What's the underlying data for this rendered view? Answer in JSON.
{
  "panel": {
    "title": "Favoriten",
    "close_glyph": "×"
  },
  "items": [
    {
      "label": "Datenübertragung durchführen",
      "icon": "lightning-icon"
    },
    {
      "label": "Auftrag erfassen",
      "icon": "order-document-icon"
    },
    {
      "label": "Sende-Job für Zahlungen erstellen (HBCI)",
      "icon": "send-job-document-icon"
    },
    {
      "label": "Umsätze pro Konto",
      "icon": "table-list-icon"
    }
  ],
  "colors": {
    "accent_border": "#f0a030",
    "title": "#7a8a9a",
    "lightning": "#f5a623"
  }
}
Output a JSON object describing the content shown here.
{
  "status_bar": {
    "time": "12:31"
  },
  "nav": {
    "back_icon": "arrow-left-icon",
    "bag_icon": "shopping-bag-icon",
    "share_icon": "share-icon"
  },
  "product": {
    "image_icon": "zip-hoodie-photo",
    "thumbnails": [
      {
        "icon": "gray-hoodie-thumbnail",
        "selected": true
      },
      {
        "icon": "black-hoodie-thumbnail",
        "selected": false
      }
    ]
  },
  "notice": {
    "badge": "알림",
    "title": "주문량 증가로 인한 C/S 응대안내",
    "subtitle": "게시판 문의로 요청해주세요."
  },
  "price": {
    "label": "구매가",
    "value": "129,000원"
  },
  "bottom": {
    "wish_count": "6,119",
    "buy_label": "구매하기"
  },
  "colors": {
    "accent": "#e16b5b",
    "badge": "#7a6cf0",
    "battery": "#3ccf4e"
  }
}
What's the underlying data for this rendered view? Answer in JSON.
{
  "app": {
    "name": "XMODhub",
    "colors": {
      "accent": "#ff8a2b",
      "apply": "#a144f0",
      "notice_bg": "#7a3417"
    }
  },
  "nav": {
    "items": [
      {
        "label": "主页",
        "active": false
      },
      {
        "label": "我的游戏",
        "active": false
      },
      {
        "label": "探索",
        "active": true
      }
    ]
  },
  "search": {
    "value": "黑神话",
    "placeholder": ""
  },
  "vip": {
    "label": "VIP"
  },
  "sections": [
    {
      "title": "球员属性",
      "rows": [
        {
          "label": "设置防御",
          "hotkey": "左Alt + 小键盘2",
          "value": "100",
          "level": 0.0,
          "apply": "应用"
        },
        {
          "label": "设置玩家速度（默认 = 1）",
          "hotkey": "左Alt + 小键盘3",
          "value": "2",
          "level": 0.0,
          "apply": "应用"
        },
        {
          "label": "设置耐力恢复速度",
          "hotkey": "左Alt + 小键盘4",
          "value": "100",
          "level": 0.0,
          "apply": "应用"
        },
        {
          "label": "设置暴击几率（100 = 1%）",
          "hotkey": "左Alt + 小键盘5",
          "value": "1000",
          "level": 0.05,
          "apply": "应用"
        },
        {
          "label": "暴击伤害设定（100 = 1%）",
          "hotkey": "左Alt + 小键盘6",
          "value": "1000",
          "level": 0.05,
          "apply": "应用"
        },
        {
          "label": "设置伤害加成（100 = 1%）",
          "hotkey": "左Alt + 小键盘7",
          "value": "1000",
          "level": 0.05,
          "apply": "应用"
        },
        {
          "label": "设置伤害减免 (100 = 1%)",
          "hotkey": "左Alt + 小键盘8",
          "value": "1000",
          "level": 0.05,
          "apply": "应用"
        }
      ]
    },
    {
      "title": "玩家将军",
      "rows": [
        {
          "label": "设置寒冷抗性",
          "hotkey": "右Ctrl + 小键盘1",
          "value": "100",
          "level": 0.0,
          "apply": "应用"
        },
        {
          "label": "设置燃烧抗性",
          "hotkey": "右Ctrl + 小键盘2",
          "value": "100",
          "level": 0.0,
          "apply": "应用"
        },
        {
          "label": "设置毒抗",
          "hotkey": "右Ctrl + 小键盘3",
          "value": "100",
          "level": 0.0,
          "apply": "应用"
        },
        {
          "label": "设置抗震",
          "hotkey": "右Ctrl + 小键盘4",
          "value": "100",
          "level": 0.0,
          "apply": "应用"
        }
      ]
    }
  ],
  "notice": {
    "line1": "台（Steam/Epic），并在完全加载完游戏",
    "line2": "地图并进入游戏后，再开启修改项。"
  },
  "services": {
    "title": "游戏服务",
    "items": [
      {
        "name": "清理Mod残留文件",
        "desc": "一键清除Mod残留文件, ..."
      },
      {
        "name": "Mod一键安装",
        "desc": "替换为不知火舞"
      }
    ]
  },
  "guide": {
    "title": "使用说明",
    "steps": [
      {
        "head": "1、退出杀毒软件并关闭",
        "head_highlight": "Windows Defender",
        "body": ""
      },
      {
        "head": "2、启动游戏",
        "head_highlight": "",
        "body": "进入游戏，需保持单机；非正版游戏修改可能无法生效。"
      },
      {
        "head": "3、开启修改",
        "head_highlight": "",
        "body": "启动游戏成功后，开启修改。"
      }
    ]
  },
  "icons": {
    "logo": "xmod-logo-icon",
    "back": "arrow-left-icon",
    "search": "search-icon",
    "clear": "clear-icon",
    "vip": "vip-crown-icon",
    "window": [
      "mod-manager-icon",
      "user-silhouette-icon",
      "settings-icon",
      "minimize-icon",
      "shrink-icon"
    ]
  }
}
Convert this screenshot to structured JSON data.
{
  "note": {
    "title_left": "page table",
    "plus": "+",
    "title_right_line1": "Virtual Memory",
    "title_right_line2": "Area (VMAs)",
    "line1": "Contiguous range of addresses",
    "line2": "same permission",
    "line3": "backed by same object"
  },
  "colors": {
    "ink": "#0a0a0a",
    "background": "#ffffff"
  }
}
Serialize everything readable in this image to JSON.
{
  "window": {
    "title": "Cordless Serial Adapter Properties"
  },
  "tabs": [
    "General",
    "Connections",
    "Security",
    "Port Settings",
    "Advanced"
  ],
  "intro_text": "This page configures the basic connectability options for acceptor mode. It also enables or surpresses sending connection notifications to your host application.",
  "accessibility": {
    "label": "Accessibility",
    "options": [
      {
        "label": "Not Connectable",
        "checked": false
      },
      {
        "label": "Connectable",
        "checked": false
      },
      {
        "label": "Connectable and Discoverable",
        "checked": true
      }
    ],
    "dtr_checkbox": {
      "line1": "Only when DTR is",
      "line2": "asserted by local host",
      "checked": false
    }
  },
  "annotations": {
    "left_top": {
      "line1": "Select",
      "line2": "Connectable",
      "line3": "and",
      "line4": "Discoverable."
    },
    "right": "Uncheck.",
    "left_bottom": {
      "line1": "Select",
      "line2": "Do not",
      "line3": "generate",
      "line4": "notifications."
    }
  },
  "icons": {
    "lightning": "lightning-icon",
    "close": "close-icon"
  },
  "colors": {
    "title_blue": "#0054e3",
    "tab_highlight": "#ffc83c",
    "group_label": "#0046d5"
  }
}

^^^^

EXERCISE PROMPT. All of the entries must be quoted exactly; please include each one.

ANSWER IN FULL.
What's the underlying data for this rendered view? Answer in JSON.
{
  "panel": {
    "title": "Favoriten",
    "close_glyph": "×"
  },
  "items": [
    {
      "label": "Datenübertragung durchführen",
      "icon": "lightning-icon"
    },
    {
      "label": "Auftrag erfassen",
      "icon": "order-document-icon"
    },
    {
      "label": "Sende-Job für Zahlungen erstellen (HBCI)",
      "icon": "send-job-document-icon"
    },
    {
      "label": "Umsätze pro Konto",
      "icon": "table-list-icon"
    }
  ],
  "colors": {
    "accent_border": "#f0a030",
    "title": "#7a8a9a",
    "lightning": "#f5a623"
  }
}
Output a JSON object describing the content shown here.
{
  "status_bar": {
    "time": "12:31"
  },
  "nav": {
    "back_icon": "arrow-left-icon",
    "bag_icon": "shopping-bag-icon",
    "share_icon": "share-icon"
  },
  "product": {
    "image_icon": "zip-hoodie-photo",
    "thumbnails": [
      {
        "icon": "gray-hoodie-thumbnail",
        "selected": true
      },
      {
        "icon": "black-hoodie-thumbnail",
        "selected": false
      }
    ]
  },
  "notice": {
    "badge": "알림",
    "title": "주문량 증가로 인한 C/S 응대안내",
    "subtitle": "게시판 문의로 요청해주세요."
  },
  "price": {
    "label": "구매가",
    "value": "129,000원"
  },
  "bottom": {
    "wish_count": "6,119",
    "buy_label": "구매하기"
  },
  "colors": {
    "accent": "#e16b5b",
    "badge": "#7a6cf0",
    "battery": "#3ccf4e"
  }
}
What's the underlying data for this rendered view? Answer in JSON.
{
  "app": {
    "name": "XMODhub",
    "colors": {
      "accent": "#ff8a2b",
      "apply": "#a144f0",
      "notice_bg": "#7a3417"
    }
  },
  "nav": {
    "items": [
      {
        "label": "主页",
        "active": false
      },
      {
        "label": "我的游戏",
        "active": false
      },
      {
        "label": "探索",
        "active": true
      }
    ]
  },
  "search": {
    "value": "黑神话",
    "placeholder": ""
  },
  "vip": {
    "label": "VIP"
  },
  "sections": [
    {
      "title": "球员属性",
      "rows": [
        {
          "label": "设置防御",
          "hotkey": "左Alt + 小键盘2",
          "value": "100",
          "level": 0.0,
          "apply": "应用"
        },
        {
          "label": "设置玩家速度（默认 = 1）",
          "hotkey": "左Alt + 小键盘3",
          "value": "2",
          "level": 0.0,
          "apply": "应用"
        },
        {
          "label": "设置耐力恢复速度",
          "hotkey": "左Alt + 小键盘4",
          "value": "100",
          "level": 0.0,
          "apply": "应用"
        },
        {
          "label": "设置暴击几率（100 = 1%）",
          "hotkey": "左Alt + 小键盘5",
          "value": "1000",
          "level": 0.05,
          "apply": "应用"
        },
        {
          "label": "暴击伤害设定（100 = 1%）",
          "hotkey": "左Alt + 小键盘6",
          "value": "1000",
          "level": 0.05,
          "apply": "应用"
        },
        {
          "label": "设置伤害加成（100 = 1%）",
          "hotkey": "左Alt + 小键盘7",
          "value": "1000",
          "level": 0.05,
          "apply": "应用"
        },
        {
          "label": "设置伤害减免 (100 = 1%)",
          "hotkey": "左Alt + 小键盘8",
          "value": "1000",
          "level": 0.05,
          "apply": "应用"
        }
      ]
    },
    {
      "title": "玩家将军",
      "rows": [
        {
          "label": "设置寒冷抗性",
          "hotkey": "右Ctrl + 小键盘1",
          "value": "100",
          "level": 0.0,
          "apply": "应用"
        },
        {
          "label": "设置燃烧抗性",
          "hotkey": "右Ctrl + 小键盘2",
          "value": "100",
          "level": 0.0,
          "apply": "应用"
        },
        {
          "label": "设置毒抗",
          "hotkey": "右Ctrl + 小键盘3",
          "value": "100",
          "level": 0.0,
          "apply": "应用"
        },
        {
          "label": "设置抗震",
          "hotkey": "右Ctrl + 小键盘4",
          "value": "100",
          "level": 0.0,
          "apply": "应用"
        }
      ]
    }
  ],
  "notice": {
    "line1": "台（Steam/Epic），并在完全加载完游戏",
    "line2": "地图并进入游戏后，再开启修改项。"
  },
  "services": {
    "title": "游戏服务",
    "items": [
      {
        "name": "清理Mod残留文件",
        "desc": "一键清除Mod残留文件, ..."
      },
      {
        "name": "Mod一键安装",
        "desc": "替换为不知火舞"
      }
    ]
  },
  "guide": {
    "title": "使用说明",
    "steps": [
      {
        "head": "1、退出杀毒软件并关闭",
        "head_highlight": "Windows Defender",
        "body": ""
      },
      {
        "head": "2、启动游戏",
        "head_highlight": "",
        "body": "进入游戏，需保持单机；非正版游戏修改可能无法生效。"
      },
      {
        "head": "3、开启修改",
        "head_highlight": "",
        "body": "启动游戏成功后，开启修改。"
      }
    ]
  },
  "icons": {
    "logo": "xmod-logo-icon",
    "back": "arrow-left-icon",
    "search": "search-icon",
    "clear": "clear-icon",
    "vip": "vip-crown-icon",
    "window": [
      "mod-manager-icon",
      "user-silhouette-icon",
      "settings-icon",
      "minimize-icon",
      "shrink-icon"
    ]
  }
}
Convert this screenshot to structured JSON data.
{
  "note": {
    "title_left": "page table",
    "plus": "+",
    "title_right_line1": "Virtual Memory",
    "title_right_line2": "Area (VMAs)",
    "line1": "Contiguous range of addresses",
    "line2": "same permission",
    "line3": "backed by same object"
  },
  "colors": {
    "ink": "#0a0a0a",
    "background": "#ffffff"
  }
}
Serialize everything readable in this image to JSON.
{
  "window": {
    "title": "Cordless Serial Adapter Properties"
  },
  "tabs": [
    "General",
    "Connections",
    "Security",
    "Port Settings",
    "Advanced"
  ],
  "intro_text": "This page configures the basic connectability options for acceptor mode. It also enables or surpresses sending connection notifications to your host application.",
  "accessibility": {
    "label": "Accessibility",
    "options": [
      {
        "label": "Not Connectable",
        "checked": false
      },
      {
        "label": "Connectable",
        "checked": false
      },
      {
        "label": "Connectable and Discoverable",
        "checked": true
      }
    ],
    "dtr_checkbox": {
      "line1": "Only when DTR is",
      "line2": "asserted by local host",
      "checked": false
    }
  },
  "annotations": {
    "left_top": {
      "line1": "Select",
      "line2": "Connectable",
      "line3": "and",
      "line4": "Discoverable."
    },
    "right": "Uncheck.",
    "left_bottom": {
      "line1": "Select",
      "line2": "Do not",
      "line3": "generate",
      "line4": "notifications."
    }
  },
  "icons": {
    "lightning": "lightning-icon",
    "close": "close-icon"
  },
  "colors": {
    "title_blue": "#0054e3",
    "tab_highlight": "#ffc83c",
    "group_label": "#0046d5"
  }
}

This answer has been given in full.